* **WRITTEN PROBLEM**
Of the lines below, how many hold the string "page"? Give only the number.

* **DATASET**

++++

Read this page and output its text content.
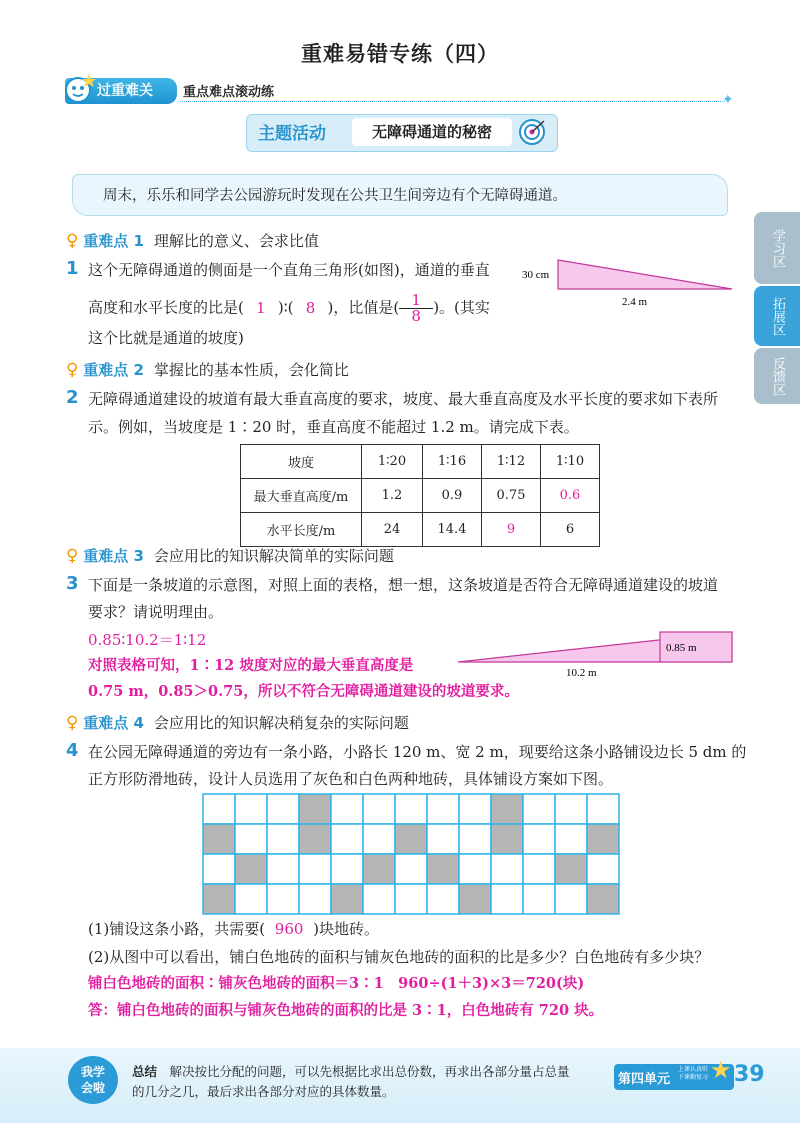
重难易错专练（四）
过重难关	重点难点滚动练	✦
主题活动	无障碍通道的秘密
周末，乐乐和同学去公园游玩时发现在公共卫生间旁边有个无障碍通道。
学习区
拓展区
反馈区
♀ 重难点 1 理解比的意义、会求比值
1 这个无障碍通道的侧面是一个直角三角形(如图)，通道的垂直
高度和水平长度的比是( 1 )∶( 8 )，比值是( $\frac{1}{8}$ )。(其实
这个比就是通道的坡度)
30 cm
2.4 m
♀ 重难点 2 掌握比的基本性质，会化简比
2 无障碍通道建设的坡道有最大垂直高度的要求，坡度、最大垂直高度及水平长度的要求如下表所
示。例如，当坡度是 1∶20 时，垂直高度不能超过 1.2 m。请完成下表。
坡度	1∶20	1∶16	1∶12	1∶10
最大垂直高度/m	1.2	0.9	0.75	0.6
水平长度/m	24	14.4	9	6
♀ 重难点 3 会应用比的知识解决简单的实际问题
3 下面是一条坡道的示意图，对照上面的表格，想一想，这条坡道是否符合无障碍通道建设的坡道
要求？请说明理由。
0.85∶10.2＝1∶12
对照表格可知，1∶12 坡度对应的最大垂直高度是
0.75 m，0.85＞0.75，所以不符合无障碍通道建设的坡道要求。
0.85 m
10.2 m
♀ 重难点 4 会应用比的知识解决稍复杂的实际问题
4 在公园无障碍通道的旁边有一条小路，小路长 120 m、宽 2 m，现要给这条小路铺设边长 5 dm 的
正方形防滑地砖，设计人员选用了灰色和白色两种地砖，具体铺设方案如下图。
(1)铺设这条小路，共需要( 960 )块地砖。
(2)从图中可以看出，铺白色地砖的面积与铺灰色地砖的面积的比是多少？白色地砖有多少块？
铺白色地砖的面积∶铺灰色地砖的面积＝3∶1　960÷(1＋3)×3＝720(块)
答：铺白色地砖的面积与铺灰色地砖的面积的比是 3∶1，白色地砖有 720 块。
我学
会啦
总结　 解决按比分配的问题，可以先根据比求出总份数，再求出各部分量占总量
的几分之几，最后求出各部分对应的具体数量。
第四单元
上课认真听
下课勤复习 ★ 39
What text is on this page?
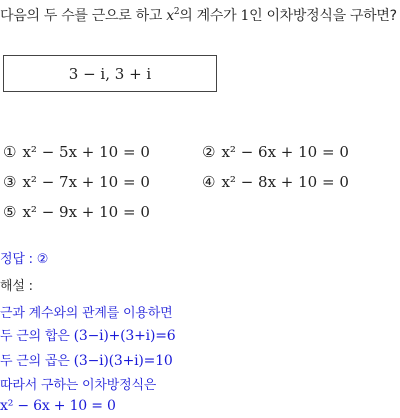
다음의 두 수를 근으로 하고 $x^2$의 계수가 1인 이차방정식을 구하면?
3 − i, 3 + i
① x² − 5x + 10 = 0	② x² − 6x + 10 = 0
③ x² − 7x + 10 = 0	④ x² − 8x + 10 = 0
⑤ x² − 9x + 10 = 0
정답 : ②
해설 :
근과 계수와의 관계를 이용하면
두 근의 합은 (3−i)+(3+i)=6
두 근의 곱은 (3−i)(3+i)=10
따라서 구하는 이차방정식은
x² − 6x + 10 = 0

++++

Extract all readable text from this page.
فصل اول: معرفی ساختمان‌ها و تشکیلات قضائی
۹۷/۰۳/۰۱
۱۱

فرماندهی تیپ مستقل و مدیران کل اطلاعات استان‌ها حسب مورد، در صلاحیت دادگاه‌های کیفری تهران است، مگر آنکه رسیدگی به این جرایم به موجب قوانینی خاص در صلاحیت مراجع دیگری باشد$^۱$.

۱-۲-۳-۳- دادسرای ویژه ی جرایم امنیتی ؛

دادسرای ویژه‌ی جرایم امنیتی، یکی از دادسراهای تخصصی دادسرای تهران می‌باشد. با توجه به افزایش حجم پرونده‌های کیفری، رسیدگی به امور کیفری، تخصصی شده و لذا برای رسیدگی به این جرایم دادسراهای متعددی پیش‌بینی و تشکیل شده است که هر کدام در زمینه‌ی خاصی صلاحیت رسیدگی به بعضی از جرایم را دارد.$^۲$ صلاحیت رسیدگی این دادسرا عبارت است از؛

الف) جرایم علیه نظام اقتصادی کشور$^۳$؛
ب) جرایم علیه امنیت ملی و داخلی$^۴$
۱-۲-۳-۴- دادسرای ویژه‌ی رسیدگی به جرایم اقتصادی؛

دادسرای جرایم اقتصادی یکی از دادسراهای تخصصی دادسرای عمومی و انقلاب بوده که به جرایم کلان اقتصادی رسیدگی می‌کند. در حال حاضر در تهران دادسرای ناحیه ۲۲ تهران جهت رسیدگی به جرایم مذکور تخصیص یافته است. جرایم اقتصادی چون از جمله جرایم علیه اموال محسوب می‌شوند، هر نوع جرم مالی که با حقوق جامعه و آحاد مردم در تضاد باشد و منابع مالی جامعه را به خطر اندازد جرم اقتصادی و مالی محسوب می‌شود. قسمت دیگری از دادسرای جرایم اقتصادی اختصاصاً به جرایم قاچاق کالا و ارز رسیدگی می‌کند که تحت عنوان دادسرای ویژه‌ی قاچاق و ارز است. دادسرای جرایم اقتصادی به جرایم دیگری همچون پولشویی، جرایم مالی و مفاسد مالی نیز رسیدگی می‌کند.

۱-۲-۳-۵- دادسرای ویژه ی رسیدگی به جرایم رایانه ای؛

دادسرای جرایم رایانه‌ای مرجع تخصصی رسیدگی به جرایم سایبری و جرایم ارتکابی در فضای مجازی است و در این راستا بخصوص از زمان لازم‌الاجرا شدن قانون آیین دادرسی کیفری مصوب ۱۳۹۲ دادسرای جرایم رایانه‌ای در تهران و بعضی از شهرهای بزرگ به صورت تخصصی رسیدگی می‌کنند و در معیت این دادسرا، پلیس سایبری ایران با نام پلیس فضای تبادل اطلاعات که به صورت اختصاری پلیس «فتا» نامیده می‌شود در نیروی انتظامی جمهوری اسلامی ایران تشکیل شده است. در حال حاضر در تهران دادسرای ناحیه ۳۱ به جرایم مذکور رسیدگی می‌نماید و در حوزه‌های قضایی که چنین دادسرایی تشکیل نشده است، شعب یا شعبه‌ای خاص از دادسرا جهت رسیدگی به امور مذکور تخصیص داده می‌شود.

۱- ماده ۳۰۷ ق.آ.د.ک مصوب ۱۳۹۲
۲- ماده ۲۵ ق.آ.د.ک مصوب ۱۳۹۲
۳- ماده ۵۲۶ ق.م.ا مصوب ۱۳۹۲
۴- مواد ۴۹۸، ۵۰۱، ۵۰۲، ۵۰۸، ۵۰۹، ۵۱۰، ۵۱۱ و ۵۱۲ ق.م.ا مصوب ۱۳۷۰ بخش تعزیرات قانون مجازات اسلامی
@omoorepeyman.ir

++++

* **ANSWER TO THIS TASK**
3